>> begin DATA RECORDS

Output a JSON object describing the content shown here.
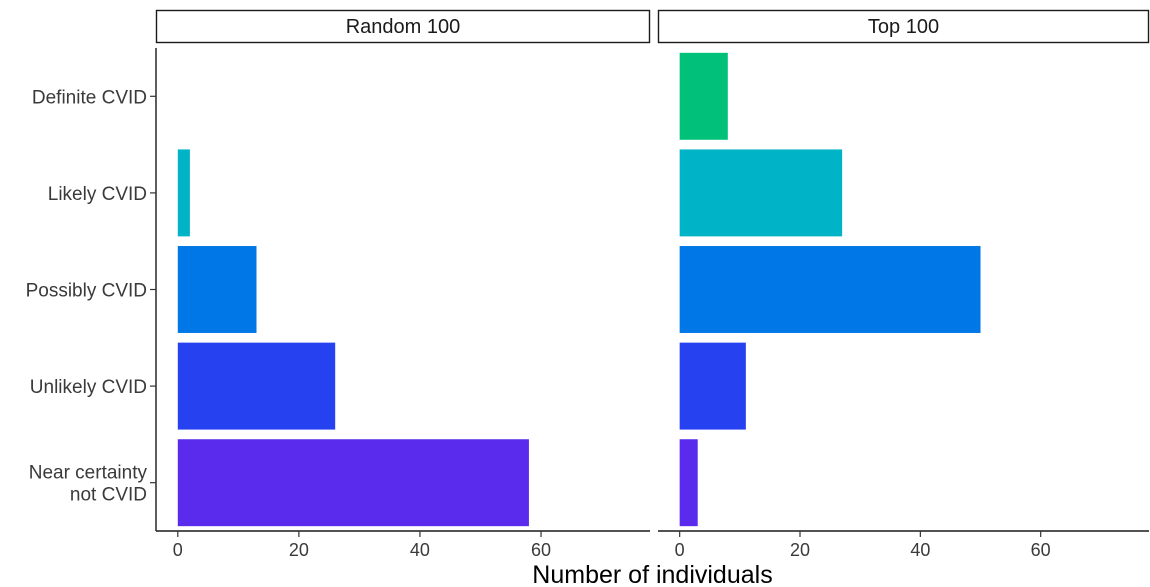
{
  "chart_data": {
    "type": "bar",
    "orientation": "horizontal",
    "facets": [
      "Random 100",
      "Top 100"
    ],
    "categories": [
      "Definite CVID",
      "Likely CVID",
      "Possibly CVID",
      "Unlikely CVID",
      "Near certainty not CVID"
    ],
    "category_display": [
      [
        "Definite CVID"
      ],
      [
        "Likely CVID"
      ],
      [
        "Possibly CVID"
      ],
      [
        "Unlikely CVID"
      ],
      [
        "Near certainty",
        "not CVID"
      ]
    ],
    "category_colors": [
      "#00c07a",
      "#00b3c6",
      "#0077e6",
      "#2541f0",
      "#5a2bec"
    ],
    "series": [
      {
        "name": "Random 100",
        "values": [
          0,
          2,
          13,
          26,
          58
        ]
      },
      {
        "name": "Top 100",
        "values": [
          8,
          27,
          50,
          11,
          3
        ]
      }
    ],
    "xlabel": "Number of individuals",
    "ylabel": "",
    "xlim": [
      -3.6,
      78
    ],
    "xticks": [
      0,
      20,
      40,
      60
    ],
    "grid": false,
    "legend": "none"
  }
}
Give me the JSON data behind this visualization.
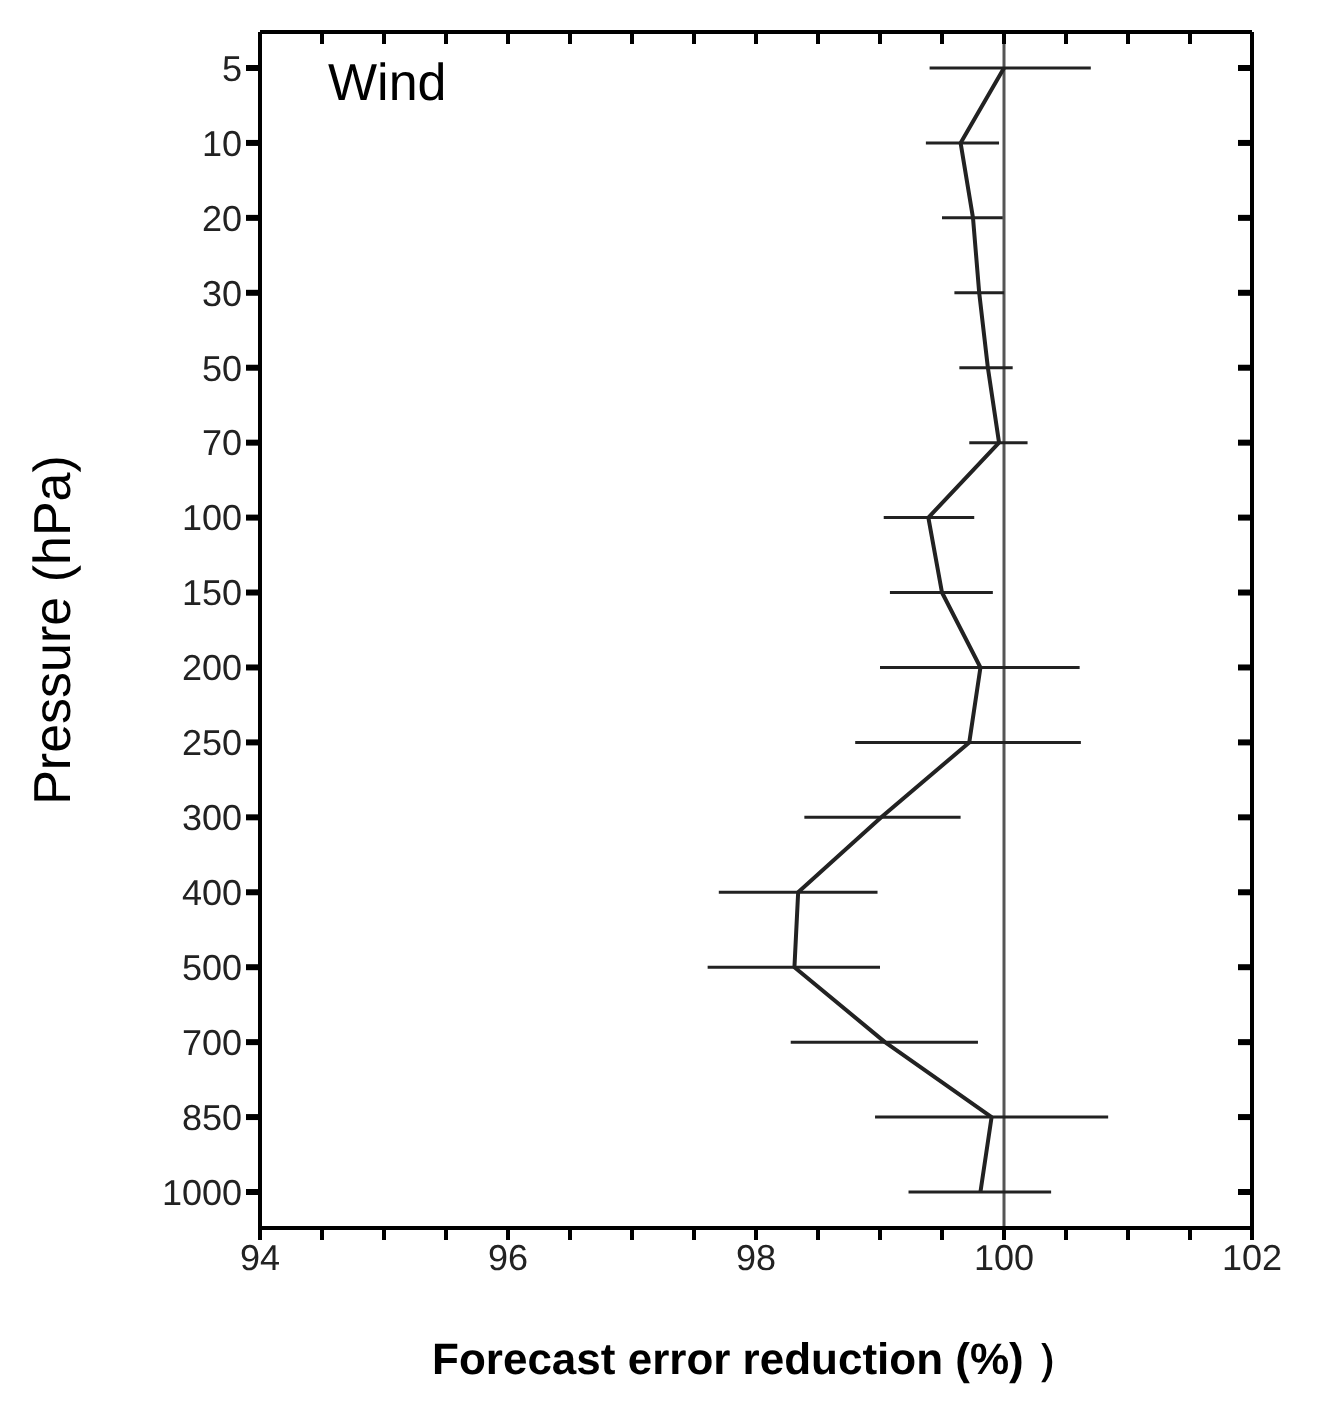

>> end DATA RECORDS

▸ **AIM**
Repeat all of the records verbatim, leaving out the pictures.

▸ **TASK OUTPUT**
Output a JSON object describing the content shown here.
{
  "chart_data": {
    "type": "bar",
    "orientation": "horizontal",
    "facets": [
      "Random 100",
      "Top 100"
    ],
    "categories": [
      "Definite CVID",
      "Likely CVID",
      "Possibly CVID",
      "Unlikely CVID",
      "Near certainty not CVID"
    ],
    "category_display": [
      [
        "Definite CVID"
      ],
      [
        "Likely CVID"
      ],
      [
        "Possibly CVID"
      ],
      [
        "Unlikely CVID"
      ],
      [
        "Near certainty",
        "not CVID"
      ]
    ],
    "category_colors": [
      "#00c07a",
      "#00b3c6",
      "#0077e6",
      "#2541f0",
      "#5a2bec"
    ],
    "series": [
      {
        "name": "Random 100",
        "values": [
          0,
          2,
          13,
          26,
          58
        ]
      },
      {
        "name": "Top 100",
        "values": [
          8,
          27,
          50,
          11,
          3
        ]
      }
    ],
    "xlabel": "Number of individuals",
    "ylabel": "",
    "xlim": [
      -3.6,
      78
    ],
    "xticks": [
      0,
      20,
      40,
      60
    ],
    "grid": false,
    "legend": "none"
  }
}
Give me the JSON data behind this visualization.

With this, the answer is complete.